Data excerpts:
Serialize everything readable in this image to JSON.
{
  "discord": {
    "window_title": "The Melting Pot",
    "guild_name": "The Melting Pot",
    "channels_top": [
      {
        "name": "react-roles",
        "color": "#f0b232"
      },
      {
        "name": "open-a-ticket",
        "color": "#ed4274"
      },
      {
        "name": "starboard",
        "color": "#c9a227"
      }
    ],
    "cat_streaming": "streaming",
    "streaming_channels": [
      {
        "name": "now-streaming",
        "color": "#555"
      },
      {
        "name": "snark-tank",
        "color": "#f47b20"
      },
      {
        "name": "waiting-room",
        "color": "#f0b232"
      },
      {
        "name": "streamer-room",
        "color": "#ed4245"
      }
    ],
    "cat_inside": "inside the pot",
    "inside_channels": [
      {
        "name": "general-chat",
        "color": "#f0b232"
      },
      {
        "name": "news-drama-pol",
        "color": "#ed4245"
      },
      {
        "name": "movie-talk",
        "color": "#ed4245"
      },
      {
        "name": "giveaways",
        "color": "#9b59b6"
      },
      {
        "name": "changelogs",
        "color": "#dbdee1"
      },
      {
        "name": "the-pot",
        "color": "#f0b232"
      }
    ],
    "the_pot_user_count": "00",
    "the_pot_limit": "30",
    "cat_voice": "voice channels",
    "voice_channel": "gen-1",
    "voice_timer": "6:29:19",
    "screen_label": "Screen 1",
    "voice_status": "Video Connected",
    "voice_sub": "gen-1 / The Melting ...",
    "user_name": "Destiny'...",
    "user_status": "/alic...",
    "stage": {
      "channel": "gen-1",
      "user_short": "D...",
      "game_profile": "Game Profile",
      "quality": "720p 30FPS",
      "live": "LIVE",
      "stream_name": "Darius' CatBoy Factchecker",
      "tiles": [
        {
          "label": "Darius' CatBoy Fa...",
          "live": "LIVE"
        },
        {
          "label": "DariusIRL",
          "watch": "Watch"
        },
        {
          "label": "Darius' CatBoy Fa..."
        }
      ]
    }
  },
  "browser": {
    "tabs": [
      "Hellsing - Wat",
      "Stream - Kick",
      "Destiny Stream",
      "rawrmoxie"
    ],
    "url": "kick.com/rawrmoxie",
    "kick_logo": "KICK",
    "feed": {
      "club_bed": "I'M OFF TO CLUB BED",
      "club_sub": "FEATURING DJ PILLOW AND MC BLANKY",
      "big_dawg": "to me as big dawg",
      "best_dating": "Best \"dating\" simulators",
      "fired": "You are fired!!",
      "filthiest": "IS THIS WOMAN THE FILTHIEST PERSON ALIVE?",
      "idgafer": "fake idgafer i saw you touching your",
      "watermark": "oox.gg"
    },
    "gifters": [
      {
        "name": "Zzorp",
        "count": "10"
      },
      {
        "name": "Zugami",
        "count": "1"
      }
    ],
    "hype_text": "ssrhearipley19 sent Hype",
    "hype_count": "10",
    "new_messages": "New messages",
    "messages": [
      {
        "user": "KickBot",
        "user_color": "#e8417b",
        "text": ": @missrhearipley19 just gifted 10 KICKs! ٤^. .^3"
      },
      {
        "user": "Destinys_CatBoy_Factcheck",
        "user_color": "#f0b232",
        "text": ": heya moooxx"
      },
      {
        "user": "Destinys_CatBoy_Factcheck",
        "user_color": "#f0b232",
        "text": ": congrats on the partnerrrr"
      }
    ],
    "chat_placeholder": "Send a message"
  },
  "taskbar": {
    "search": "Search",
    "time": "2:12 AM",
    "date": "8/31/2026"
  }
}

Exercise:
Copy the records above exactly.

Final answer:
Serialize everything readable in this image to JSON.
{
  "discord": {
    "window_title": "The Melting Pot",
    "guild_name": "The Melting Pot",
    "channels_top": [
      {
        "name": "react-roles",
        "color": "#f0b232"
      },
      {
        "name": "open-a-ticket",
        "color": "#ed4274"
      },
      {
        "name": "starboard",
        "color": "#c9a227"
      }
    ],
    "cat_streaming": "streaming",
    "streaming_channels": [
      {
        "name": "now-streaming",
        "color": "#555"
      },
      {
        "name": "snark-tank",
        "color": "#f47b20"
      },
      {
        "name": "waiting-room",
        "color": "#f0b232"
      },
      {
        "name": "streamer-room",
        "color": "#ed4245"
      }
    ],
    "cat_inside": "inside the pot",
    "inside_channels": [
      {
        "name": "general-chat",
        "color": "#f0b232"
      },
      {
        "name": "news-drama-pol",
        "color": "#ed4245"
      },
      {
        "name": "movie-talk",
        "color": "#ed4245"
      },
      {
        "name": "giveaways",
        "color": "#9b59b6"
      },
      {
        "name": "changelogs",
        "color": "#dbdee1"
      },
      {
        "name": "the-pot",
        "color": "#f0b232"
      }
    ],
    "the_pot_user_count": "00",
    "the_pot_limit": "30",
    "cat_voice": "voice channels",
    "voice_channel": "gen-1",
    "voice_timer": "6:29:19",
    "screen_label": "Screen 1",
    "voice_status": "Video Connected",
    "voice_sub": "gen-1 / The Melting ...",
    "user_name": "Destiny'...",
    "user_status": "/alic...",
    "stage": {
      "channel": "gen-1",
      "user_short": "D...",
      "game_profile": "Game Profile",
      "quality": "720p 30FPS",
      "live": "LIVE",
      "stream_name": "Darius' CatBoy Factchecker",
      "tiles": [
        {
          "label": "Darius' CatBoy Fa...",
          "live": "LIVE"
        },
        {
          "label": "DariusIRL",
          "watch": "Watch"
        },
        {
          "label": "Darius' CatBoy Fa..."
        }
      ]
    }
  },
  "browser": {
    "tabs": [
      "Hellsing - Wat",
      "Stream - Kick",
      "Destiny Stream",
      "rawrmoxie"
    ],
    "url": "kick.com/rawrmoxie",
    "kick_logo": "KICK",
    "feed": {
      "club_bed": "I'M OFF TO CLUB BED",
      "club_sub": "FEATURING DJ PILLOW AND MC BLANKY",
      "big_dawg": "to me as big dawg",
      "best_dating": "Best \"dating\" simulators",
      "fired": "You are fired!!",
      "filthiest": "IS THIS WOMAN THE FILTHIEST PERSON ALIVE?",
      "idgafer": "fake idgafer i saw you touching your",
      "watermark": "oox.gg"
    },
    "gifters": [
      {
        "name": "Zzorp",
        "count": "10"
      },
      {
        "name": "Zugami",
        "count": "1"
      }
    ],
    "hype_text": "ssrhearipley19 sent Hype",
    "hype_count": "10",
    "new_messages": "New messages",
    "messages": [
      {
        "user": "KickBot",
        "user_color": "#e8417b",
        "text": ": @missrhearipley19 just gifted 10 KICKs! ٤^. .^3"
      },
      {
        "user": "Destinys_CatBoy_Factcheck",
        "user_color": "#f0b232",
        "text": ": heya moooxx"
      },
      {
        "user": "Destinys_CatBoy_Factcheck",
        "user_color": "#f0b232",
        "text": ": congrats on the partnerrrr"
      }
    ],
    "chat_placeholder": "Send a message"
  },
  "taskbar": {
    "search": "Search",
    "time": "2:12 AM",
    "date": "8/31/2026"
  }
}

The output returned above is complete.